- [Work to be completed] Show every line in the entries below where the word "Тормозная" appears.

[Stored records]
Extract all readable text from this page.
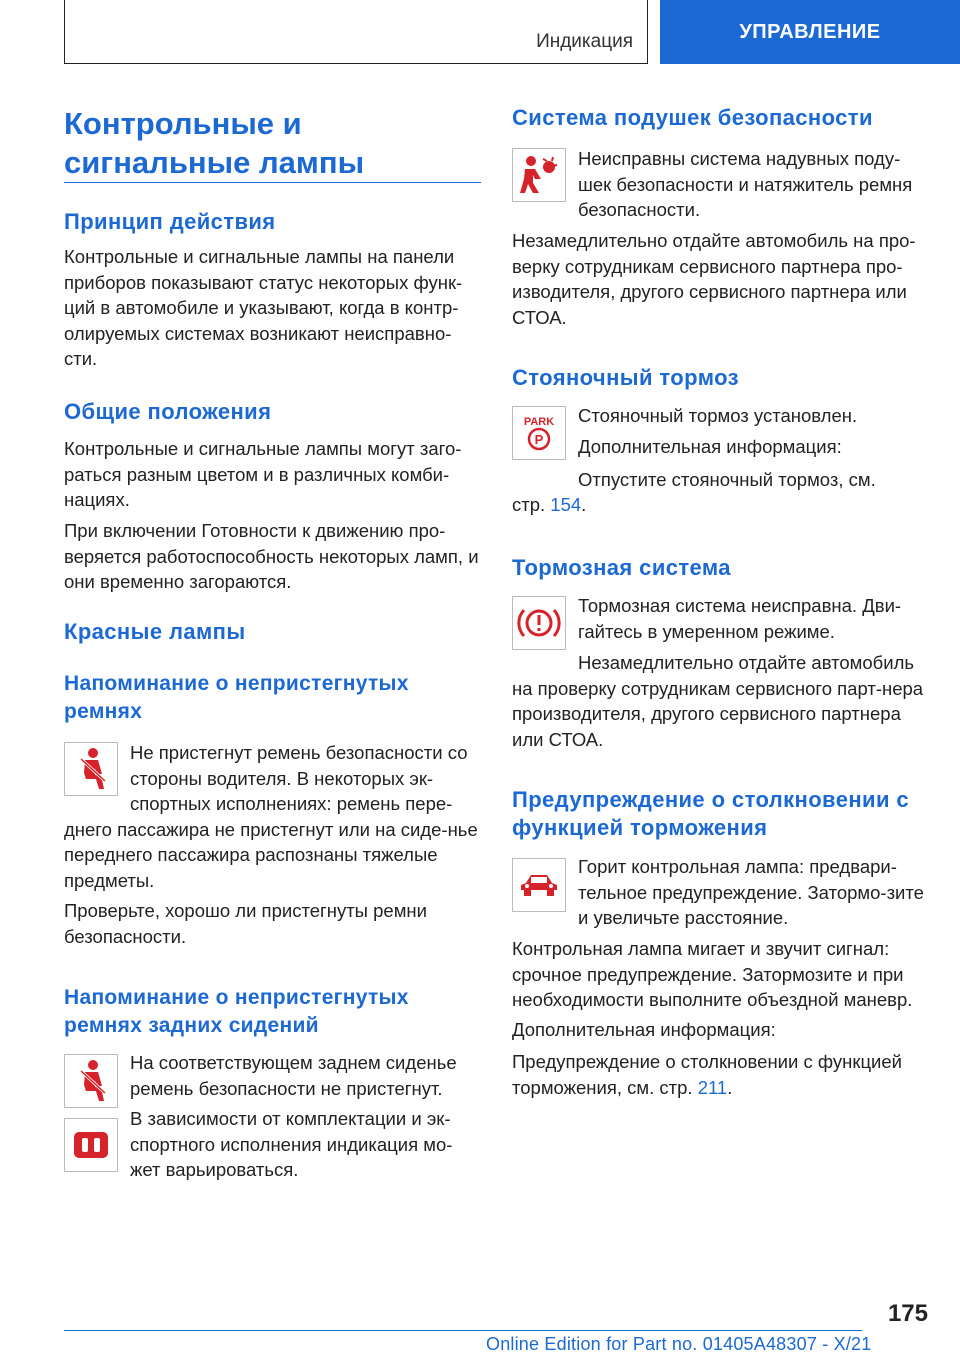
Индикация	УПРАВЛЕНИЕ
Контрольные и
сигнальные лампы
Принцип действия

Контрольные и сигнальные лампы на панели приборов показывают статус некоторых функ-ций в автомобиле и указывают, когда в контр-олируемых системах возникают неисправно-сти.

Общие положения

Контрольные и сигнальные лампы могут заго-раться разным цветом и в различных комби-нациях.

При включении Готовности к движению про-веряется работоспособность некоторых ламп, и они временно загораются.

Красные лампы
Напоминание о непристегнутых ремнях

Не пристегнут ремень безопасности со стороны водителя. В некоторых эк-

спортных исполнениях: ремень пере-днего пассажира не пристегнут или на сиде-нье переднего пассажира распознаны тяжелые предметы.

Проверьте, хорошо ли пристегнуты ремни безопасности.

Напоминание о непристегнутых ремнях задних сидений

На соответствующем заднем сиденье ремень безопасности не пристегнут.

В зависимости от комплектации и эк-спортного исполнения индикация мо-жет варьироваться.

Система подушек безопасности

Неисправны система надувных поду-шек безопасности и натяжитель ремня безопасности.

Незамедлительно отдайте автомобиль на про-верку сотрудникам сервисного партнера про-изводителя, другого сервисного партнера или СТОА.

Стояночный тормоз
PARK
P

Стояночный тормоз установлен.

Дополнительная информация:

Отпустите стояночный тормоз, см.

стр. 154.

Тормозная система

Тормозная система неисправна. Дви-гайтесь в умеренном режиме.

Незамедлительно отдайте автомобиль на проверку сотрудникам сервисного парт-нера производителя, другого сервисного партнера или СТОА.

Предупреждение о столкновении с функцией торможения

Горит контрольная лампа: предвари-тельное предупреждение. Затормо-зите и увеличьте расстояние.

Контрольная лампа мигает и звучит сигнал: срочное предупреждение. Затормозите и при необходимости выполните объездной маневр.

Дополнительная информация:

Предупреждение о столкновении с функцией торможения, см. стр. 211.

175
Online Edition for Part no. 01405A48307 - X/21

- [Finished task]
Тормозная система
Тормозная система неисправна. Дви-гайтесь в умеренном режиме.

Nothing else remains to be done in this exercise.